Records contained in a dataset:
▬▬▬▬▬▬

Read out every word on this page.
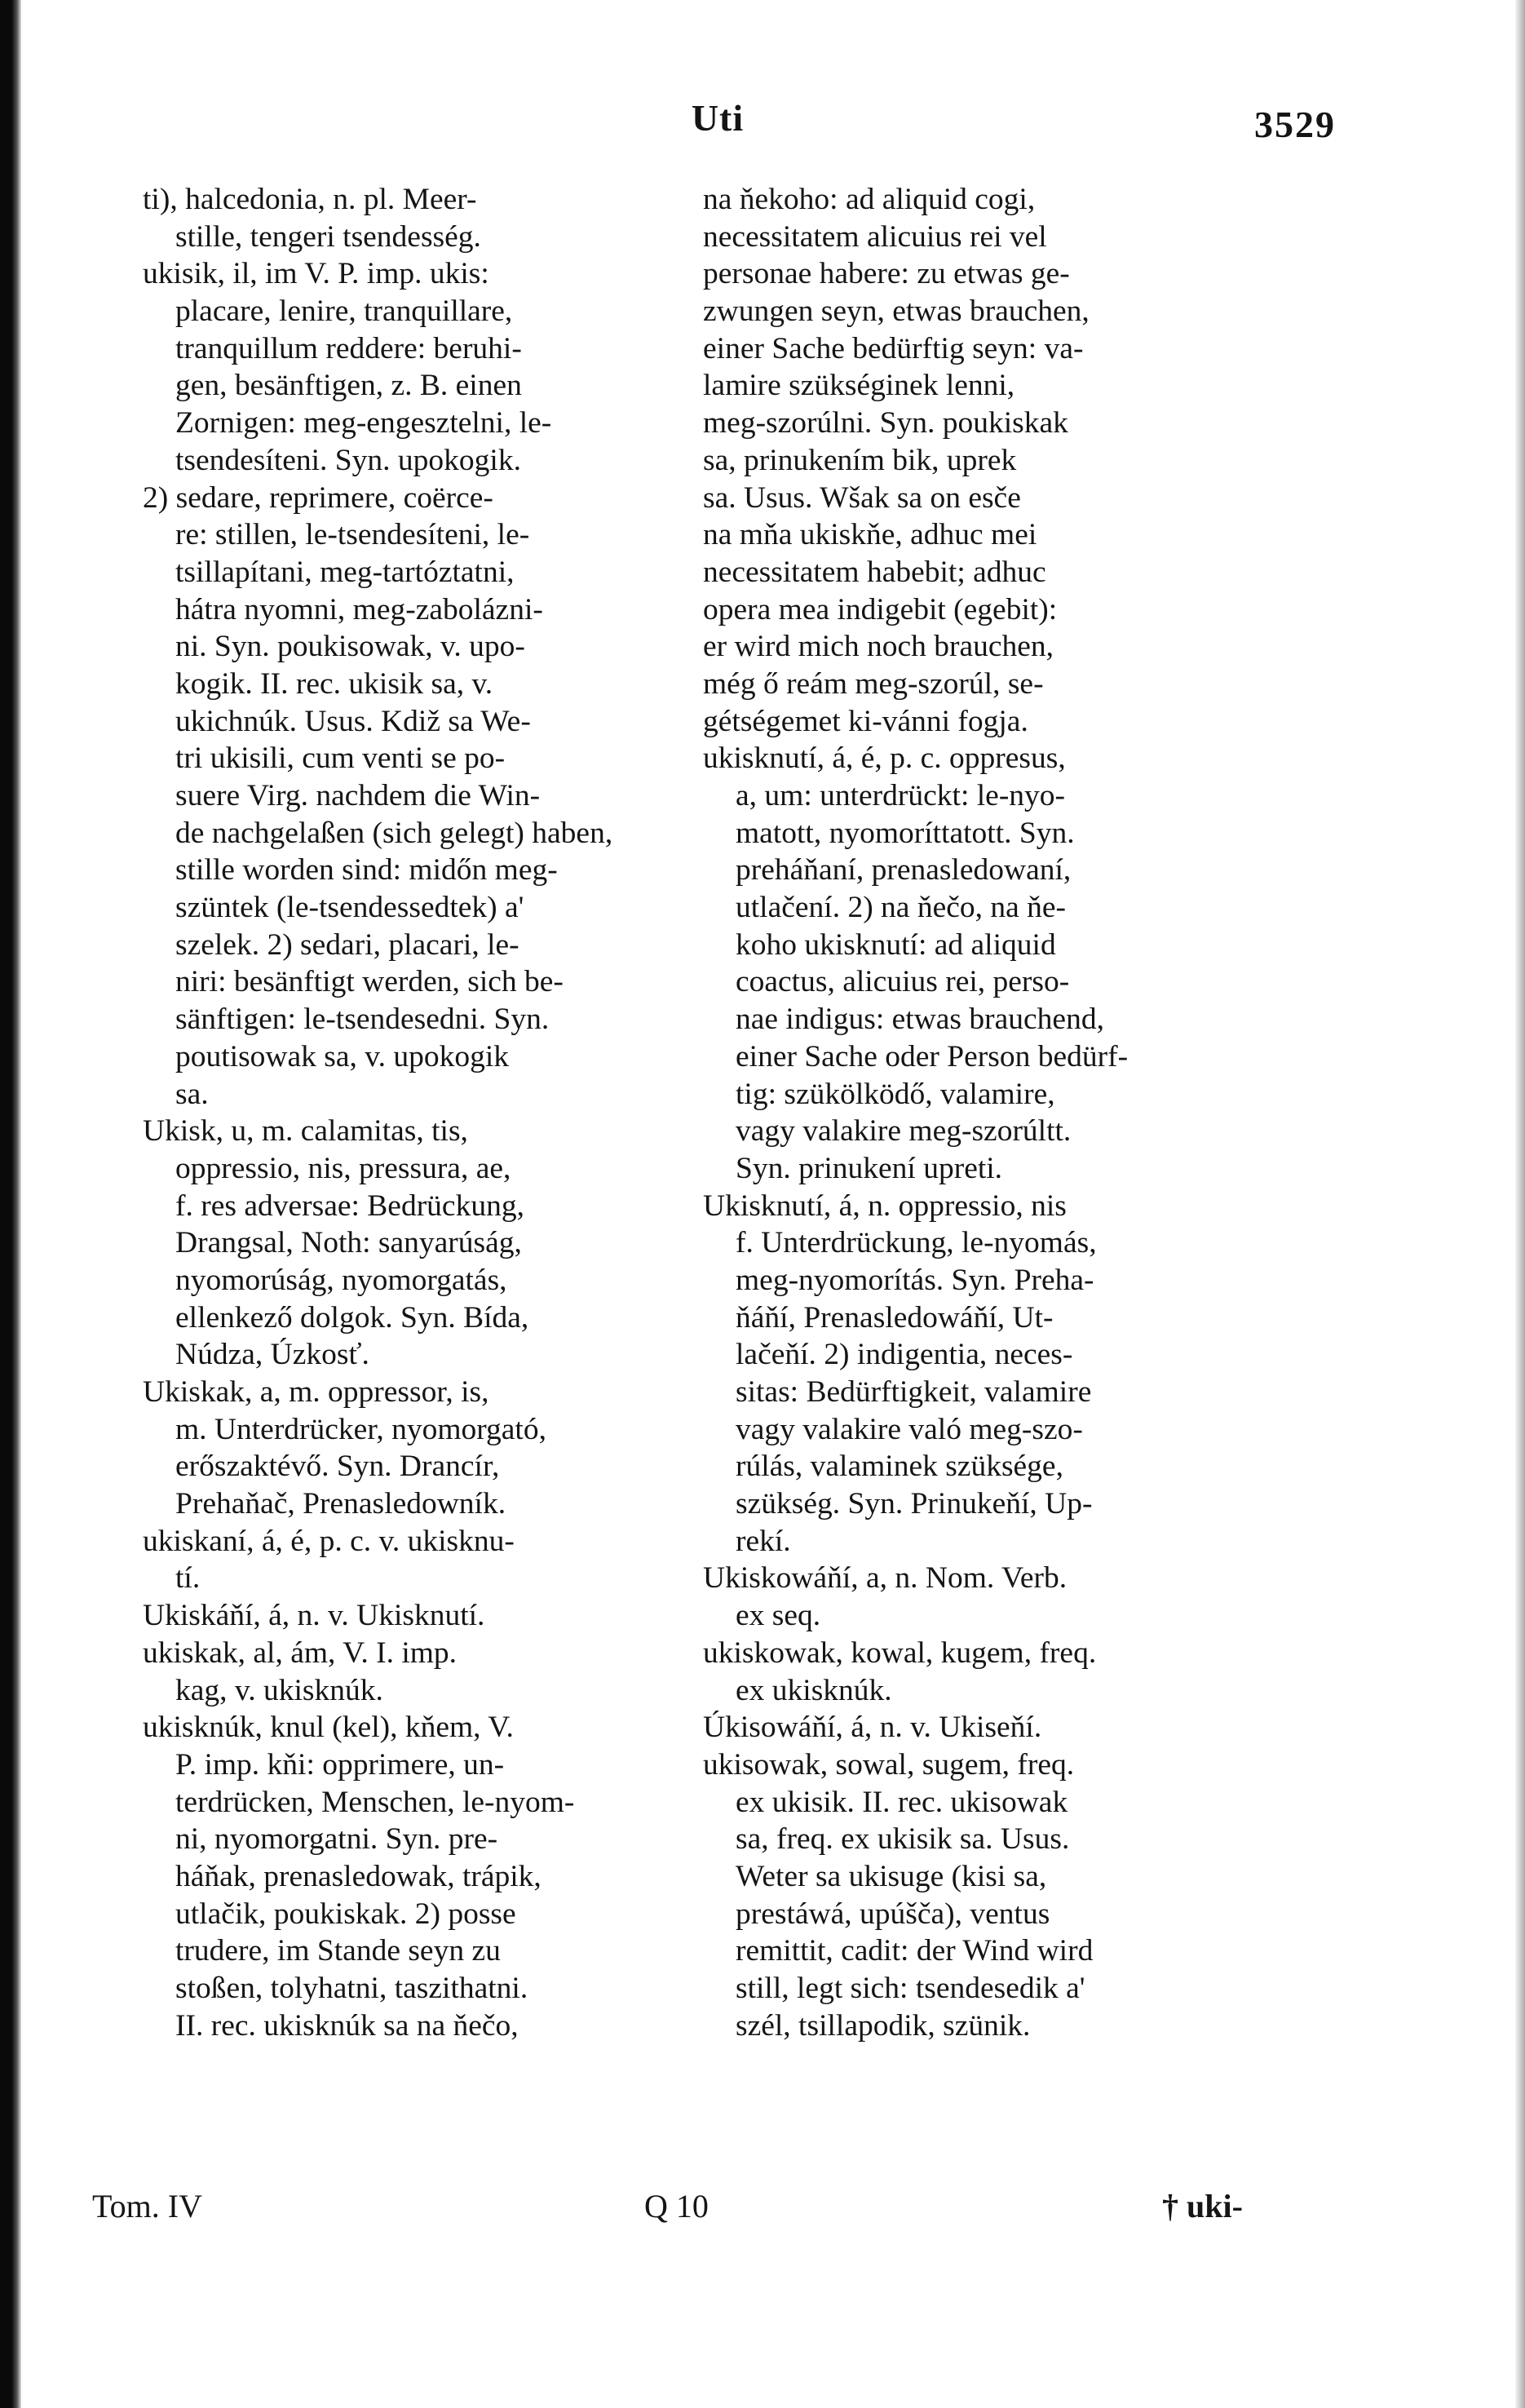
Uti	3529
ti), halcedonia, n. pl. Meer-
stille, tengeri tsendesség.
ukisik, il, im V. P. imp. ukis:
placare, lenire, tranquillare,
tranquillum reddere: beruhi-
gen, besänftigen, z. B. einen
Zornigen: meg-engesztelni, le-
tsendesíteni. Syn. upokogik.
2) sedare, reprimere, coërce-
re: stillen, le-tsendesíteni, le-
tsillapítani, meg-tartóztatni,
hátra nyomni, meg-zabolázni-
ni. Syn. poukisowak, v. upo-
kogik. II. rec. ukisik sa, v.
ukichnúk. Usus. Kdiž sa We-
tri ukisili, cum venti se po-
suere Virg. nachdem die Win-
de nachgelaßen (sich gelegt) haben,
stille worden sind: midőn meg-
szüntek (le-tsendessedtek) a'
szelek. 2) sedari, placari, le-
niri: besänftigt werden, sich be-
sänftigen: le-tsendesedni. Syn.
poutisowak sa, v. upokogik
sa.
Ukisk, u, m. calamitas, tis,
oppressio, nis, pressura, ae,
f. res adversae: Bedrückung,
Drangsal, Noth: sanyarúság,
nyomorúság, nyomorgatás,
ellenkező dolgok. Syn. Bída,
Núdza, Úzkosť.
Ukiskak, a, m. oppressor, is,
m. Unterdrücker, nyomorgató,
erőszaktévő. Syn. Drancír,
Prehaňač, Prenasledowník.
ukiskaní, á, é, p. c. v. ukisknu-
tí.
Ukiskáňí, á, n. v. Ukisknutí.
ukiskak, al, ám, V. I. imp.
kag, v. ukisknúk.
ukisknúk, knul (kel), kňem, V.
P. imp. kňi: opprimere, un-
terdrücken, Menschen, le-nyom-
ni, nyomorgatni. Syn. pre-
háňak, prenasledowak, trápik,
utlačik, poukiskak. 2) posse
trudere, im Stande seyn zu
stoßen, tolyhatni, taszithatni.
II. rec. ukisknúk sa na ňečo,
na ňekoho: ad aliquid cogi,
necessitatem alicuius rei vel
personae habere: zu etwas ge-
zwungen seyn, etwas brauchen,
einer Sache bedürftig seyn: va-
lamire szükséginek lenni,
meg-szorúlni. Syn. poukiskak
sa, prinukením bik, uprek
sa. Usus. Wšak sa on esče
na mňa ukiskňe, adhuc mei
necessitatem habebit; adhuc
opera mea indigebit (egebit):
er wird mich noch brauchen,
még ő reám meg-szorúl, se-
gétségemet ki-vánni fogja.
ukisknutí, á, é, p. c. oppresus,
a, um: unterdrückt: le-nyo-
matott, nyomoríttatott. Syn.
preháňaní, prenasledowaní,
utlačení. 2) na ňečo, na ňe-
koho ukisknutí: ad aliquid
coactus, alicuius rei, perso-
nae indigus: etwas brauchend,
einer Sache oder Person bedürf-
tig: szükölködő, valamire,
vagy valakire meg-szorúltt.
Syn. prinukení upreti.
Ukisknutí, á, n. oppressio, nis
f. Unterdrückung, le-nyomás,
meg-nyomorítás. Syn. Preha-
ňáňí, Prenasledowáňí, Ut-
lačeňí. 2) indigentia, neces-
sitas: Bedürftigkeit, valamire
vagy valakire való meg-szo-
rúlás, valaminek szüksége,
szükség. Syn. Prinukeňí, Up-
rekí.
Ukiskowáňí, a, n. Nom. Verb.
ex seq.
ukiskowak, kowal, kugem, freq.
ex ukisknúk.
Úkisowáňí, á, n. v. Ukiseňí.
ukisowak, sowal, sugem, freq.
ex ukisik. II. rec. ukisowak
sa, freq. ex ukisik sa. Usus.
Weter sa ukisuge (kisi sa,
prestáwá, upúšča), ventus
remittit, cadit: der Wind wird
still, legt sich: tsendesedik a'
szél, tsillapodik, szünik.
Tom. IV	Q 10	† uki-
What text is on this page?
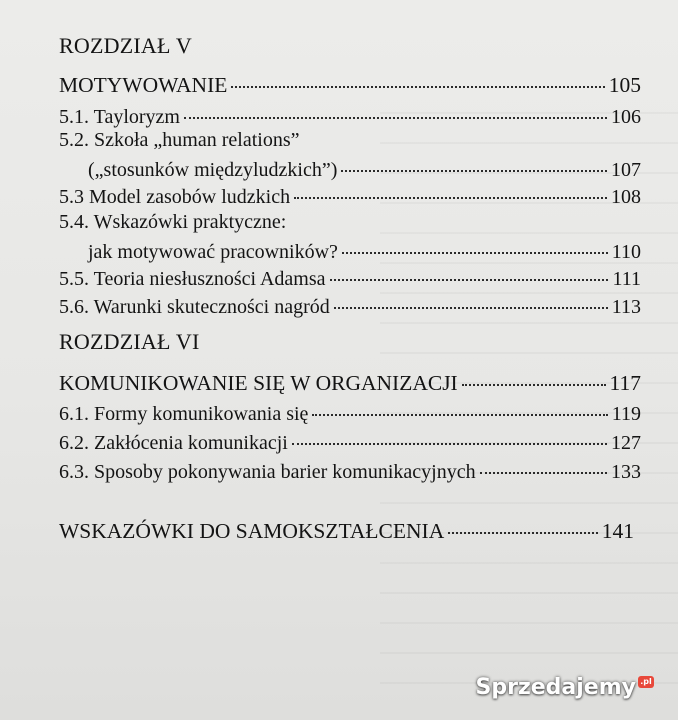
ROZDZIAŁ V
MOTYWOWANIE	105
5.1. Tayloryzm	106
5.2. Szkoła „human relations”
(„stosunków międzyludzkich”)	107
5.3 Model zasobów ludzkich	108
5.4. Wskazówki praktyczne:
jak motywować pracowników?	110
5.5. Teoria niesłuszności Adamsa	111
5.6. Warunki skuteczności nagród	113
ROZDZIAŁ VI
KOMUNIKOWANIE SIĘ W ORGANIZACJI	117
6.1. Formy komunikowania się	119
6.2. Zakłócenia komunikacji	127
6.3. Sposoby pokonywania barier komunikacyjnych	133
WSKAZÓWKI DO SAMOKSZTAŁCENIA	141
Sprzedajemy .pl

▬▬▬▬▬▬

WHAT TO WORK ON:
Only lines with the string "einer" belong in your answer; copy each one.

OUTPUT BELOW:
einer Sache bedürftig seyn: va-
einer Sache oder Person bedürf-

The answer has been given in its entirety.